Aim of the task →
Extract the rows from the very first one down to and including the line containing "plot-frame bbox=[36, 11, 459, 343]", reproducing each line character for character.

Given records →
══════

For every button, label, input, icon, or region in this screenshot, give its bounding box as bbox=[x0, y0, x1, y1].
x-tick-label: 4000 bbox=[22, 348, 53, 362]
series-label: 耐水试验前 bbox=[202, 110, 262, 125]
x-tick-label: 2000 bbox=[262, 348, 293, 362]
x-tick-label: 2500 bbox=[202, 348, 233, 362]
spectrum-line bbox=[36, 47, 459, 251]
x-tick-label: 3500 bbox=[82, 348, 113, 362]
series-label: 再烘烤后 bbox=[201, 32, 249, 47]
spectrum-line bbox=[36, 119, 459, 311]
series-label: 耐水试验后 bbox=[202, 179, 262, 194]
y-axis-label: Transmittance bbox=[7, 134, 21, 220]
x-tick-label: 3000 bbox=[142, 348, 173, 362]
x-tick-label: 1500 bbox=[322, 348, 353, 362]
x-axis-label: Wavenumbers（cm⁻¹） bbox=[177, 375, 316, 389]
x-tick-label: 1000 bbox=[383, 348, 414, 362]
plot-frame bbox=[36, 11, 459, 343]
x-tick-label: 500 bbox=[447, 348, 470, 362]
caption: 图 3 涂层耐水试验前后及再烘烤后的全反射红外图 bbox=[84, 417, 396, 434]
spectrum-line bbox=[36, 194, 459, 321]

══════

Response to this exercise →
For every button, label, input, icon, or region in this screenshot, give its bounding box as bbox=[x0, y0, x1, y1].
x-tick-label: 4000 bbox=[22, 348, 53, 362]
series-label: 耐水试验前 bbox=[202, 110, 262, 125]
x-tick-label: 2000 bbox=[262, 348, 293, 362]
x-tick-label: 2500 bbox=[202, 348, 233, 362]
spectrum-line bbox=[36, 47, 459, 251]
x-tick-label: 3500 bbox=[82, 348, 113, 362]
series-label: 再烘烤后 bbox=[201, 32, 249, 47]
spectrum-line bbox=[36, 119, 459, 311]
series-label: 耐水试验后 bbox=[202, 179, 262, 194]
y-axis-label: Transmittance bbox=[7, 134, 21, 220]
x-tick-label: 3000 bbox=[142, 348, 173, 362]
x-tick-label: 1500 bbox=[322, 348, 353, 362]
x-axis-label: Wavenumbers（cm⁻¹） bbox=[177, 375, 316, 389]
x-tick-label: 1000 bbox=[383, 348, 414, 362]
plot-frame bbox=[36, 11, 459, 343]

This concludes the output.